──────── DATA EXTRACT ────────

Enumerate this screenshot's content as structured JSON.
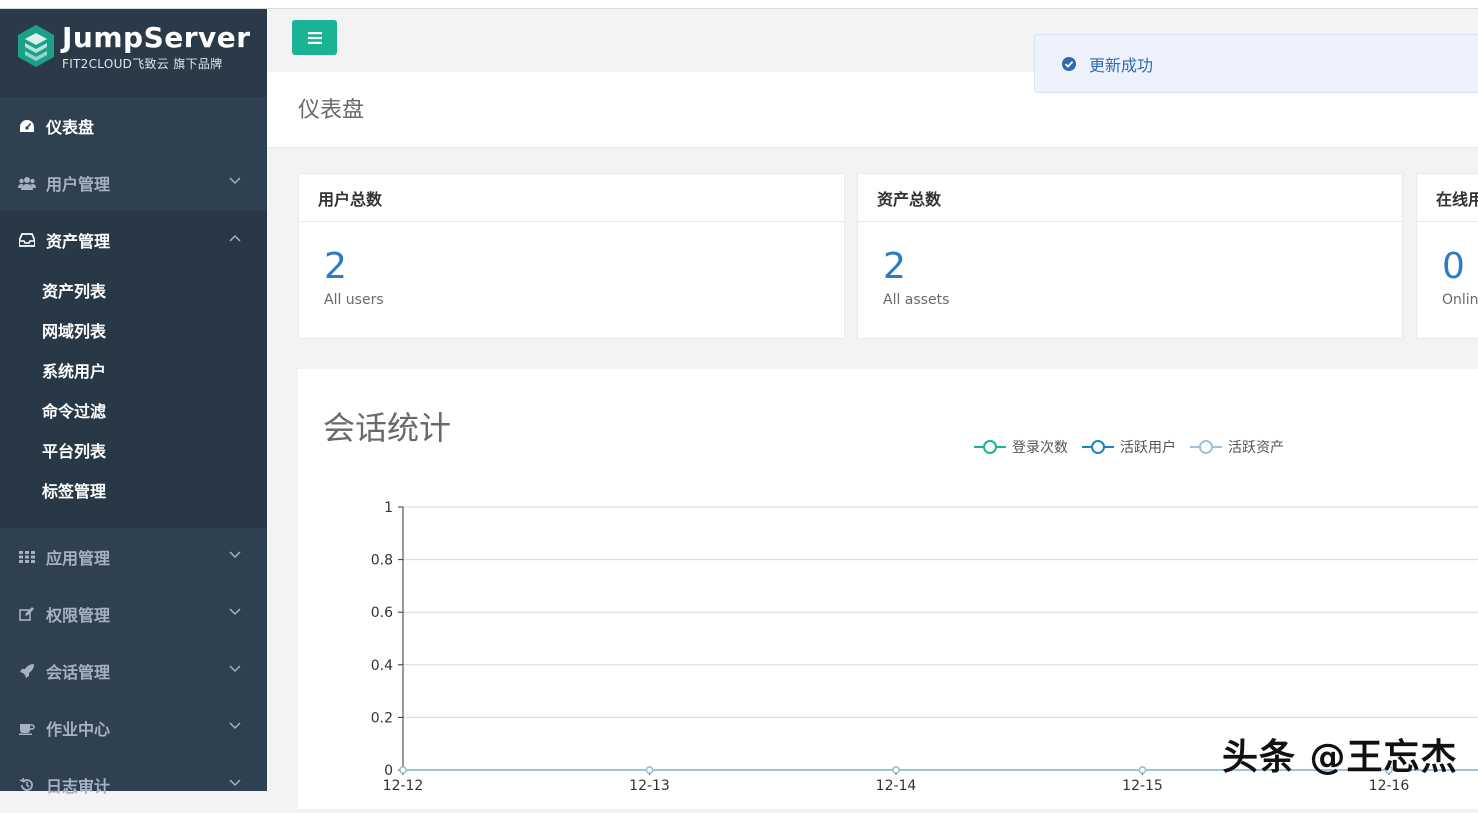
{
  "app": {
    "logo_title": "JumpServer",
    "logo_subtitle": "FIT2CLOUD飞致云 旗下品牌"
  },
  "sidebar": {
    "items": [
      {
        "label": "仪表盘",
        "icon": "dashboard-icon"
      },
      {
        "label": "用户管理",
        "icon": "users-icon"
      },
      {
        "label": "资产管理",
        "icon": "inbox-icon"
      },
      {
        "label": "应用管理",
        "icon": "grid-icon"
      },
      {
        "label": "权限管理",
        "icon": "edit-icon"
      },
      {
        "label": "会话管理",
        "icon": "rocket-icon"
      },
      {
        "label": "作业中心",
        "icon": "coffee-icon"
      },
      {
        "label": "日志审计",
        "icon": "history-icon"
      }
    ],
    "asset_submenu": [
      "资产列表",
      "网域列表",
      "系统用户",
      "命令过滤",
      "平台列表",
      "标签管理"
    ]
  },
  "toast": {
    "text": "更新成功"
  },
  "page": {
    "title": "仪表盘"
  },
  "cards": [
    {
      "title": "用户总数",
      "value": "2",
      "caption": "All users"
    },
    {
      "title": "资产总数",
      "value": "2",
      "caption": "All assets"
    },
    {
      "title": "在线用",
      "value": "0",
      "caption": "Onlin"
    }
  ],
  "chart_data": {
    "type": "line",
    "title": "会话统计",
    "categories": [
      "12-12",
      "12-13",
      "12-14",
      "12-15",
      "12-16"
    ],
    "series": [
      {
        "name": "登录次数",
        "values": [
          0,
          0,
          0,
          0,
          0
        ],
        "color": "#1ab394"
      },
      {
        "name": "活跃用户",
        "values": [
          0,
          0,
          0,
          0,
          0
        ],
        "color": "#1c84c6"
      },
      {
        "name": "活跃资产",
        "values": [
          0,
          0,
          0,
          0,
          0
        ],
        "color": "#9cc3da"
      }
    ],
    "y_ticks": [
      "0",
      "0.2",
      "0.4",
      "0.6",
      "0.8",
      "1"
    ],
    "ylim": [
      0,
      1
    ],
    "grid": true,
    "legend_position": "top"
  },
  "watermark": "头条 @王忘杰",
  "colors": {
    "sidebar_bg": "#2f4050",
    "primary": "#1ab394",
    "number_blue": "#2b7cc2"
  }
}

────────
──────── DATA EXTRACT ────────

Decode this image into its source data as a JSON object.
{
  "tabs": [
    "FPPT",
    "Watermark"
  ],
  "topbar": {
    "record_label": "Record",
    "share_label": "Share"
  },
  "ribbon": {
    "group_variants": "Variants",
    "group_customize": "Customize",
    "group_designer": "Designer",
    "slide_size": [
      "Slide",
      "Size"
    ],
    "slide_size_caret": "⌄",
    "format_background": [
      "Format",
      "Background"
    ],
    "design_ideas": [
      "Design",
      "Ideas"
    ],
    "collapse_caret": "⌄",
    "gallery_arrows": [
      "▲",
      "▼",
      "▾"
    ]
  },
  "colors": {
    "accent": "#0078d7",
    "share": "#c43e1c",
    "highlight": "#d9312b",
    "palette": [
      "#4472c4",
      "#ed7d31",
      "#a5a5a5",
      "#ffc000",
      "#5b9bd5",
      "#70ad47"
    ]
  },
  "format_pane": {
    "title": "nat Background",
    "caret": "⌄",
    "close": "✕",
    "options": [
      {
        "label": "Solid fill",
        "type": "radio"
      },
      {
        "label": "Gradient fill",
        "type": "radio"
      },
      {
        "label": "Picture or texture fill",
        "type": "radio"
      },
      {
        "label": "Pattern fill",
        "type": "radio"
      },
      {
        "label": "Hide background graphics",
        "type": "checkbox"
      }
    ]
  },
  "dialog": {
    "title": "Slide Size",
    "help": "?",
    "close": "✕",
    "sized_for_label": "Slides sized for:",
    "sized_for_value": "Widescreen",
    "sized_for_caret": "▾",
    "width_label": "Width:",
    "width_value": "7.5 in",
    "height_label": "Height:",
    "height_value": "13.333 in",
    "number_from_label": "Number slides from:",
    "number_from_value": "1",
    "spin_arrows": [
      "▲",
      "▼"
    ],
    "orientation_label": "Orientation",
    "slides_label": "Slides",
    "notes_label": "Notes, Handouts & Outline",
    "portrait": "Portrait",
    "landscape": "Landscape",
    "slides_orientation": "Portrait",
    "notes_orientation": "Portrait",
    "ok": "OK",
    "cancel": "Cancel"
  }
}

────────

● DIRECTIONS: Count the lines in the entries above that include the string "icon", then give only that figure.

● EXERCISE OUTPUT: 8